Element boundary records

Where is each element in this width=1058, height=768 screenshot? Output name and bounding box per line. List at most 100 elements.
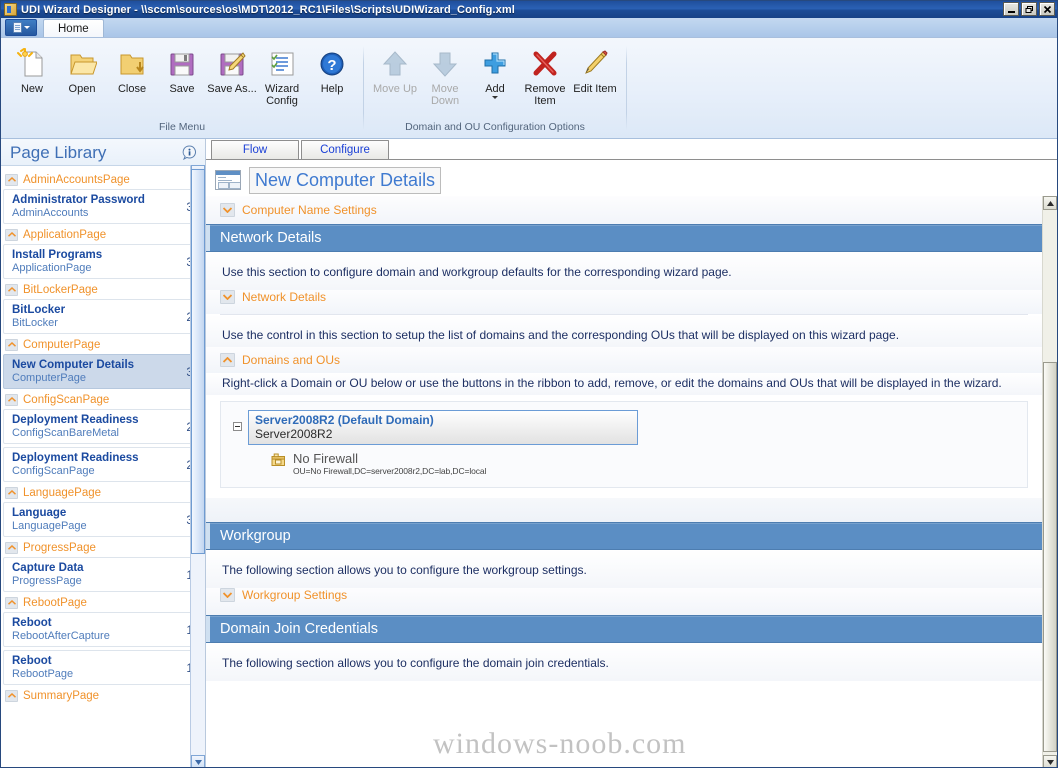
page-group-header-applicationpage[interactable]: ApplicationPage (5, 227, 201, 242)
page-group-header-adminaccountspage[interactable]: AdminAccountsPage (5, 172, 201, 187)
page-library-item[interactable]: Capture DataProgressPage1 (3, 557, 201, 592)
page-library-item[interactable]: BitLockerBitLocker2 (3, 299, 201, 334)
page-item-title: Reboot (12, 654, 52, 667)
office-menu-button[interactable] (5, 19, 37, 36)
ribbon: New Open Close Save Save As... Wizard Co… (1, 38, 1057, 139)
configure-scroll-area: Computer Name Settings Network Details U… (206, 196, 1057, 767)
page-group-header-summarypage[interactable]: SummaryPage (5, 688, 201, 703)
page-item-subtitle: ComputerPage (12, 371, 86, 384)
chevron-up-icon[interactable] (5, 338, 18, 351)
help-question-icon: ? (317, 47, 347, 81)
chevron-down-icon[interactable] (220, 203, 235, 217)
chevron-down-icon[interactable] (492, 96, 498, 99)
help-button[interactable]: ? Help (307, 45, 357, 97)
page-library-item[interactable]: Install ProgramsApplicationPage3 (3, 244, 201, 279)
tree-node-selected[interactable]: Server2008R2 (Default Domain) Server2008… (248, 410, 638, 445)
restore-icon[interactable] (1021, 2, 1037, 16)
editor-tab-strip: Flow Configure (206, 139, 1057, 160)
page-library-scrollbar[interactable] (190, 165, 205, 767)
page-group-header-bitlockerpage[interactable]: BitLockerPage (5, 282, 201, 297)
tree-child-path: OU=No Firewall,DC=server2008r2,DC=lab,DC… (293, 466, 487, 476)
minimize-icon[interactable] (1003, 2, 1019, 16)
tree-child-title: No Firewall (293, 451, 359, 466)
page-library-item[interactable]: Deployment ReadinessConfigScanBareMetal2 (3, 409, 201, 444)
tab-flow[interactable]: Flow (211, 140, 299, 159)
new-button[interactable]: New (7, 45, 57, 97)
chevron-up-icon[interactable] (5, 228, 18, 241)
scrollbar-thumb[interactable] (191, 169, 205, 554)
save-button[interactable]: Save (157, 45, 207, 97)
page-library-item[interactable]: Administrator PasswordAdminAccounts3 (3, 189, 201, 224)
scroll-down-button[interactable] (1043, 755, 1057, 767)
move-down-button[interactable]: Move Down (420, 45, 470, 109)
chevron-up-icon[interactable] (5, 173, 18, 186)
ribbon-group-divider-end (626, 46, 627, 130)
configure-content: Computer Name Settings Network Details U… (206, 196, 1042, 767)
close-button[interactable]: Close (107, 45, 157, 97)
ribbon-group-file-menu: New Open Close Save Save As... Wizard Co… (1, 38, 363, 138)
page-group-label: RebootPage (23, 596, 87, 609)
save-floppy-icon (167, 47, 197, 81)
title-bar: UDI Wizard Designer - \\sccm\sources\os\… (1, 1, 1057, 18)
tree-child-node[interactable]: No Firewall OU=No Firewall,DC=server2008… (271, 451, 1021, 477)
wizard-config-icon (267, 47, 297, 81)
section-workgroup-settings[interactable]: Workgroup Settings (206, 588, 1042, 615)
minus-expander-icon[interactable] (233, 422, 242, 431)
page-library-header: Page Library (1, 139, 205, 166)
tab-configure[interactable]: Configure (301, 140, 389, 159)
page-item-title: Install Programs (12, 248, 103, 261)
page-item-title: Language (12, 506, 67, 519)
scrollbar-thumb[interactable] (1043, 362, 1057, 752)
tree-root-node[interactable]: Server2008R2 (Default Domain) Server2008… (227, 410, 1021, 445)
add-button[interactable]: Add (470, 45, 520, 101)
page-group-header-progresspage[interactable]: ProgressPage (5, 540, 201, 555)
domains-ou-tree[interactable]: Server2008R2 (Default Domain) Server2008… (220, 401, 1028, 488)
close-icon[interactable] (1039, 2, 1055, 16)
page-item-subtitle: ApplicationPage (12, 261, 92, 274)
page-group-label: AdminAccountsPage (23, 173, 130, 186)
save-as-button[interactable]: Save As... (207, 45, 257, 97)
section-domains-and-ous[interactable]: Domains and OUs (206, 347, 1042, 373)
page-group-header-languagepage[interactable]: LanguagePage (5, 485, 201, 500)
open-button[interactable]: Open (57, 45, 107, 97)
remove-item-button[interactable]: Remove Item (520, 45, 570, 109)
page-library-item[interactable]: Deployment ReadinessConfigScanPage2 (3, 447, 201, 482)
chevron-up-icon[interactable] (5, 541, 18, 554)
chevron-up-icon[interactable] (5, 689, 18, 702)
page-library-item[interactable]: LanguageLanguagePage3 (3, 502, 201, 537)
section-label: Domains and OUs (242, 353, 341, 367)
page-group-header-computerpage[interactable]: ComputerPage (5, 337, 201, 352)
save-as-icon (217, 47, 247, 81)
section-computer-name-settings[interactable]: Computer Name Settings (206, 196, 1042, 224)
wizard-config-button[interactable]: Wizard Config (257, 45, 307, 109)
band-label: Network Details (220, 230, 322, 246)
chevron-up-icon[interactable] (5, 486, 18, 499)
chevron-down-icon[interactable] (220, 588, 235, 602)
info-icon[interactable] (182, 144, 197, 160)
move-up-button[interactable]: Move Up (370, 45, 420, 97)
page-library-item[interactable]: New Computer DetailsComputerPage3 (3, 354, 201, 389)
configure-scrollbar[interactable] (1042, 196, 1057, 767)
ribbon-group-file-menu-label: File Menu (158, 121, 206, 133)
page-item-title: New Computer Details (12, 358, 135, 371)
chevron-up-icon[interactable] (5, 596, 18, 609)
section-network-details[interactable]: Network Details (206, 290, 1042, 314)
page-group-header-configscanpage[interactable]: ConfigScanPage (5, 392, 201, 407)
tab-home[interactable]: Home (43, 19, 104, 37)
page-title-input[interactable]: New Computer Details (249, 166, 442, 194)
page-library-item[interactable]: RebootRebootAfterCapture1 (3, 612, 201, 647)
page-library-list[interactable]: AdminAccountsPage Administrator Password A… (1, 166, 205, 767)
page-item-title: Deployment Readiness (12, 451, 139, 464)
edit-item-button[interactable]: Edit Item (570, 45, 620, 97)
remove-item-button-label: Remove Item (524, 83, 566, 107)
page-group-header-rebootpage[interactable]: RebootPage (5, 595, 201, 610)
page-library-item[interactable]: RebootRebootPage1 (3, 650, 201, 685)
page-item-subtitle: RebootAfterCapture (12, 629, 110, 642)
chevron-up-icon[interactable] (5, 393, 18, 406)
scroll-up-button[interactable] (1043, 196, 1057, 210)
scroll-down-button[interactable] (191, 755, 205, 767)
chevron-down-icon[interactable] (220, 290, 235, 304)
chevron-up-icon[interactable] (220, 353, 235, 367)
chevron-up-icon[interactable] (5, 283, 18, 296)
new-document-icon (17, 47, 47, 81)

• SHORT PROBLEM
Quote the lines above verbatim, starting with the line that contains "227, 201, 242)" and ending with the line that contains "close-button[interactable]: Close (107, 45, 157, 97)", and include both of those lines.

• FINAL ANSWER
page-group-header-applicationpage[interactable]: ApplicationPage (5, 227, 201, 242)
page-group-header-adminaccountspage[interactable]: AdminAccountsPage (5, 172, 201, 187)
page-library-item[interactable]: Capture DataProgressPage1 (3, 557, 201, 592)
page-library-item[interactable]: BitLockerBitLocker2 (3, 299, 201, 334)
page-item-title: Reboot (12, 654, 52, 667)
office-menu-button[interactable] (5, 19, 37, 36)
ribbon: New Open Close Save Save As... Wizard Co… (1, 38, 1057, 139)
configure-scroll-area: Computer Name Settings Network Details U… (206, 196, 1057, 767)
page-group-header-summarypage[interactable]: SummaryPage (5, 688, 201, 703)
page-item-subtitle: ComputerPage (12, 371, 86, 384)
chevron-up-icon[interactable] (5, 338, 18, 351)
help-question-icon: ? (317, 47, 347, 81)
chevron-down-icon[interactable] (220, 203, 235, 217)
chevron-down-icon[interactable] (492, 96, 498, 99)
help-button[interactable]: ? Help (307, 45, 357, 97)
page-library-item[interactable]: Install ProgramsApplicationPage3 (3, 244, 201, 279)
tree-node-selected[interactable]: Server2008R2 (Default Domain) Server2008… (248, 410, 638, 445)
restore-icon[interactable] (1021, 2, 1037, 16)
editor-tab-strip: Flow Configure (206, 139, 1057, 160)
page-library-scrollbar[interactable] (190, 165, 205, 767)
page-group-header-bitlockerpage[interactable]: BitLockerPage (5, 282, 201, 297)
tree-child-path: OU=No Firewall,DC=server2008r2,DC=lab,DC… (293, 466, 487, 476)
minimize-icon[interactable] (1003, 2, 1019, 16)
tree-child-title: No Firewall (293, 451, 359, 466)
page-library-item[interactable]: Deployment ReadinessConfigScanBareMetal2 (3, 409, 201, 444)
tab-flow[interactable]: Flow (211, 140, 299, 159)
new-button[interactable]: New (7, 45, 57, 97)
chevron-up-icon[interactable] (5, 228, 18, 241)
scrollbar-thumb[interactable] (191, 169, 205, 554)
save-button[interactable]: Save (157, 45, 207, 97)
page-library-item[interactable]: Administrator PasswordAdminAccounts3 (3, 189, 201, 224)
scroll-down-button[interactable] (1043, 755, 1057, 767)
move-down-button[interactable]: Move Down (420, 45, 470, 109)
chevron-up-icon[interactable] (5, 173, 18, 186)
ribbon-group-divider-end (626, 46, 627, 130)
configure-content: Computer Name Settings Network Details U… (206, 196, 1042, 767)
close-button[interactable]: Close (107, 45, 157, 97)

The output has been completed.